What is asked: Extract all lines that hold "редактора" from the records below.

Supplied data:
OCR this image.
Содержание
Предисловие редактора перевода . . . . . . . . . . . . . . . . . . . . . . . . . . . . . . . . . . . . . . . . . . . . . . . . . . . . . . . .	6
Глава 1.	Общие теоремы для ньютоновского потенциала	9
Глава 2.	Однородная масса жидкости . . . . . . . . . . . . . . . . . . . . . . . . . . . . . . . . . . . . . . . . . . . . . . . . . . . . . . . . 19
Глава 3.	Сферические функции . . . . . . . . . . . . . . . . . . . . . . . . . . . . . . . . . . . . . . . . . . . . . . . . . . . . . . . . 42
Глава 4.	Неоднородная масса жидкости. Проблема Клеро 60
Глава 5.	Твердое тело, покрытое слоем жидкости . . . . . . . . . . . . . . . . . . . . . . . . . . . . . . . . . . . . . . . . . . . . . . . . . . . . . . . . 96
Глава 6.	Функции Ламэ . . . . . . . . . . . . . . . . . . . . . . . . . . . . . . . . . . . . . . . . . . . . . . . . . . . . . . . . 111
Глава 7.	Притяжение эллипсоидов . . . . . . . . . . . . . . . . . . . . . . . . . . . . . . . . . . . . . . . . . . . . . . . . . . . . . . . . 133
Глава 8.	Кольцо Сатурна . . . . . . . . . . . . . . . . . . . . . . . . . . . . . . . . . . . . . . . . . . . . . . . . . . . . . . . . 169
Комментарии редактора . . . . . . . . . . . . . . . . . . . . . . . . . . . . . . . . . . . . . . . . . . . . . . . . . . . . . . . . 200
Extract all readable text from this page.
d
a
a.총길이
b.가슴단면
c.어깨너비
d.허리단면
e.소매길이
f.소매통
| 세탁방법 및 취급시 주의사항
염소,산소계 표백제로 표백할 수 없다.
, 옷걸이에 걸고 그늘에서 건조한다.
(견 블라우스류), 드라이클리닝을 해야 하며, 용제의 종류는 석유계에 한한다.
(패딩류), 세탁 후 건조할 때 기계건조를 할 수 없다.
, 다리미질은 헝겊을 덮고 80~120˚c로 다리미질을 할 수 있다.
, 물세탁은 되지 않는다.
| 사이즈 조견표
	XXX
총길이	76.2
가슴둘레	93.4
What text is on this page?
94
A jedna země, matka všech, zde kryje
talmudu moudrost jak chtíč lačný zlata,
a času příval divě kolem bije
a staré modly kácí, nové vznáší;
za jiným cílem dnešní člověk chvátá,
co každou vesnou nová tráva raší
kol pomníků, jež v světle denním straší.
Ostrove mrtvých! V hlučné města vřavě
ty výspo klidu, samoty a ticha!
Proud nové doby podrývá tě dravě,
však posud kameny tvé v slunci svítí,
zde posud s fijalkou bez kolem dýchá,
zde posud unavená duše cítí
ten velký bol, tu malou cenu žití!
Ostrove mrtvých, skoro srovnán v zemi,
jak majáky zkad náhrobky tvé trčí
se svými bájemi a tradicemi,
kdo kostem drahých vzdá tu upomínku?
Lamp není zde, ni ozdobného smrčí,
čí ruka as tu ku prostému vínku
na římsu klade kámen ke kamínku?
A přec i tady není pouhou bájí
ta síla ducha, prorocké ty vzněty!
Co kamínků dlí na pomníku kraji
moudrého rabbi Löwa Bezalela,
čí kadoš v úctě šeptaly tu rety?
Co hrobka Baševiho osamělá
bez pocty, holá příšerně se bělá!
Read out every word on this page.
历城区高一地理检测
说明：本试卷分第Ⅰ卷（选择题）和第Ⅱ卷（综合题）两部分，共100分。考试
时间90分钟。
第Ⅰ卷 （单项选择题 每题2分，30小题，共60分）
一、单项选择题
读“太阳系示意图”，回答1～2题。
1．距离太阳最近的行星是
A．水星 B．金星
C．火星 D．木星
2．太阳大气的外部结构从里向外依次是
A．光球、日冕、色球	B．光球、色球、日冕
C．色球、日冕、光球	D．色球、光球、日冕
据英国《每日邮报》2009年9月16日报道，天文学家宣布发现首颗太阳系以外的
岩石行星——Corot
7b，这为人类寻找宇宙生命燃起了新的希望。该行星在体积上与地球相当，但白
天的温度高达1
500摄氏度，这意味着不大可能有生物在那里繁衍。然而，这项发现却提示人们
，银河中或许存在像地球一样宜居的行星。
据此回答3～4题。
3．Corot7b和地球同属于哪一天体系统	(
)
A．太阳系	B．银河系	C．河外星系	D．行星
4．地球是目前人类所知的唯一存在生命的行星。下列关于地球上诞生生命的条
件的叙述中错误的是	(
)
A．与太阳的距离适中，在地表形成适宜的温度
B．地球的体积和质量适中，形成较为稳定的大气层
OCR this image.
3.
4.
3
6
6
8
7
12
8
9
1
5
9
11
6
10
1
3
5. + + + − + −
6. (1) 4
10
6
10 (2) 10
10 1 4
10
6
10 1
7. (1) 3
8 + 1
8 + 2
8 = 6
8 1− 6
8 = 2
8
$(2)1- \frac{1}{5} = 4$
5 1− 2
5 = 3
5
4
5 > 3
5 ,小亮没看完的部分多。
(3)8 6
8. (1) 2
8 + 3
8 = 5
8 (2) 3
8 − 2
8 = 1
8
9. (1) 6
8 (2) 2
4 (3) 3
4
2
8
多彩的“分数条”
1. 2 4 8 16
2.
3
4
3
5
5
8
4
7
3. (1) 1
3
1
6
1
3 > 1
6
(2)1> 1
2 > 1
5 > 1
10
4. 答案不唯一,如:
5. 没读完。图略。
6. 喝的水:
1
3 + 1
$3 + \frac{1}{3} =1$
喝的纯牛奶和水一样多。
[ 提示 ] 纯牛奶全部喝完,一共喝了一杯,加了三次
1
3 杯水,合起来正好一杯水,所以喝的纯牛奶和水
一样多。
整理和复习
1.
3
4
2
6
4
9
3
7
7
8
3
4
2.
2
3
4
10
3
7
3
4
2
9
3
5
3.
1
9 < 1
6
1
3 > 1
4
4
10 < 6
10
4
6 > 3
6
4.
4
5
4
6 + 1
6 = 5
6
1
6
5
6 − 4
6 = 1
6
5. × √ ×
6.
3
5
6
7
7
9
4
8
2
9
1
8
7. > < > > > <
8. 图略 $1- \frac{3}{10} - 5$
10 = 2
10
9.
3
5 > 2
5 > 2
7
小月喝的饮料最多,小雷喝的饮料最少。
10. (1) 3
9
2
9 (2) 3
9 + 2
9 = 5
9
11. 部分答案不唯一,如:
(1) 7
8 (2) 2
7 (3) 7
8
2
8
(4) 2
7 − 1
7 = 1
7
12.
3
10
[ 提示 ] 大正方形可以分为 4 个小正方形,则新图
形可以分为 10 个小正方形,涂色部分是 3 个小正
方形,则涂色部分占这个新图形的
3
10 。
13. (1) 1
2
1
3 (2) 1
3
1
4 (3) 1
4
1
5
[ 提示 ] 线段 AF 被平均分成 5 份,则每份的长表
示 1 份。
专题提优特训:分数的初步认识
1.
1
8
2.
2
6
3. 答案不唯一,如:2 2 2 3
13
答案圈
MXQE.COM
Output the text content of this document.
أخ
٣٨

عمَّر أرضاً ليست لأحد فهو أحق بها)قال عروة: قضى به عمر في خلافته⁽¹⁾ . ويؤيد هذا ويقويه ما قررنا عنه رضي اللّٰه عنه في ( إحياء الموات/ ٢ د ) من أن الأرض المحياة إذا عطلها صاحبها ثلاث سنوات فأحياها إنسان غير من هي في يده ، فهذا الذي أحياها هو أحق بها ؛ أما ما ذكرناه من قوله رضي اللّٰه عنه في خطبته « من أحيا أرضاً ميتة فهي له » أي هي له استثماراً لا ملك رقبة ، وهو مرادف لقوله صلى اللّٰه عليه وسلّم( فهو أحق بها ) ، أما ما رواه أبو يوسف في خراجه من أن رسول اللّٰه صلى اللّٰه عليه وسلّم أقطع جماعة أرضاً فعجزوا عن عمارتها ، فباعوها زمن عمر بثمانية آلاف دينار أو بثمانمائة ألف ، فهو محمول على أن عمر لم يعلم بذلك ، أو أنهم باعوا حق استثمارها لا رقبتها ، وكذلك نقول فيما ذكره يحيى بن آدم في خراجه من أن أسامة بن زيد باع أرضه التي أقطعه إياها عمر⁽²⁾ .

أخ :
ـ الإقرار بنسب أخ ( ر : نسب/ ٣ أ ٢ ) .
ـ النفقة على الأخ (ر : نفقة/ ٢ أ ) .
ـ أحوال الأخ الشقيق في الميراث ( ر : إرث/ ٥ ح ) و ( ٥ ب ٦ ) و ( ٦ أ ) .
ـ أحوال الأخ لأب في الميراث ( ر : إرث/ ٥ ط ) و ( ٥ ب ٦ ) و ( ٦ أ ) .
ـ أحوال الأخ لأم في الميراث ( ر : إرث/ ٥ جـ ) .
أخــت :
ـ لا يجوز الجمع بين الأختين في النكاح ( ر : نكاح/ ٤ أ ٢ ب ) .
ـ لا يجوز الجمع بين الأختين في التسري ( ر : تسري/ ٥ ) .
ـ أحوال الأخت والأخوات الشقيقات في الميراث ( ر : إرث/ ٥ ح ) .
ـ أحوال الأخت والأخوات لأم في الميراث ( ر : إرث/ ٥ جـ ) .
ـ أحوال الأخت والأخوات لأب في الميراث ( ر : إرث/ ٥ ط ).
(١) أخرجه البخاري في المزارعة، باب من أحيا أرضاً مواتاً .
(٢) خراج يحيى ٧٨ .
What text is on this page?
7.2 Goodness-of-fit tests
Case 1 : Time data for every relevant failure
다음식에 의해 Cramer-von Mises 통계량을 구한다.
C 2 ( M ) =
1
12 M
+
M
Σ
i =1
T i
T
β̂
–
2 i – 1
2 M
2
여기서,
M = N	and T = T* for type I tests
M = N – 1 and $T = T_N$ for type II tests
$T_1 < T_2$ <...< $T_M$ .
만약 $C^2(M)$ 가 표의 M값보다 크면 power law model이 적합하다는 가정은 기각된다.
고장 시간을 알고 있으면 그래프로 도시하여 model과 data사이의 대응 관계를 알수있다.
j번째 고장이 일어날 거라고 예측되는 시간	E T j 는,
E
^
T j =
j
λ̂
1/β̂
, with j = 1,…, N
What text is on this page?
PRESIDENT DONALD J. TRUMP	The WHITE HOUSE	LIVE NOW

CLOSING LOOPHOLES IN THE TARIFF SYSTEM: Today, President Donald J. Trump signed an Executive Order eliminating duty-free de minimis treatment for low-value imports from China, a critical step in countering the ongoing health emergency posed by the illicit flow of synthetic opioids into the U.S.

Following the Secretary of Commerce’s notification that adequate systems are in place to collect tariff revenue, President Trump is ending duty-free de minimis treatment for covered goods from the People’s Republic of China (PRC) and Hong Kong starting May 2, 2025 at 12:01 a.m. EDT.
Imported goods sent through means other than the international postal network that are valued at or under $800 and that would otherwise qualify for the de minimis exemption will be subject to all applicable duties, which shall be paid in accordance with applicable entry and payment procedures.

Written response:
Предисловие редактора перевода . . . . . . . . . . . . . . . . . . . . . . . . . . . . . . . . . . . . . . . . . . . . . . . . . . . . . . . .	6
Комментарии редактора . . . . . . . . . . . . . . . . . . . . . . . . . . . . . . . . . . . . . . . . . . . . . . . . . . . . . . . . 200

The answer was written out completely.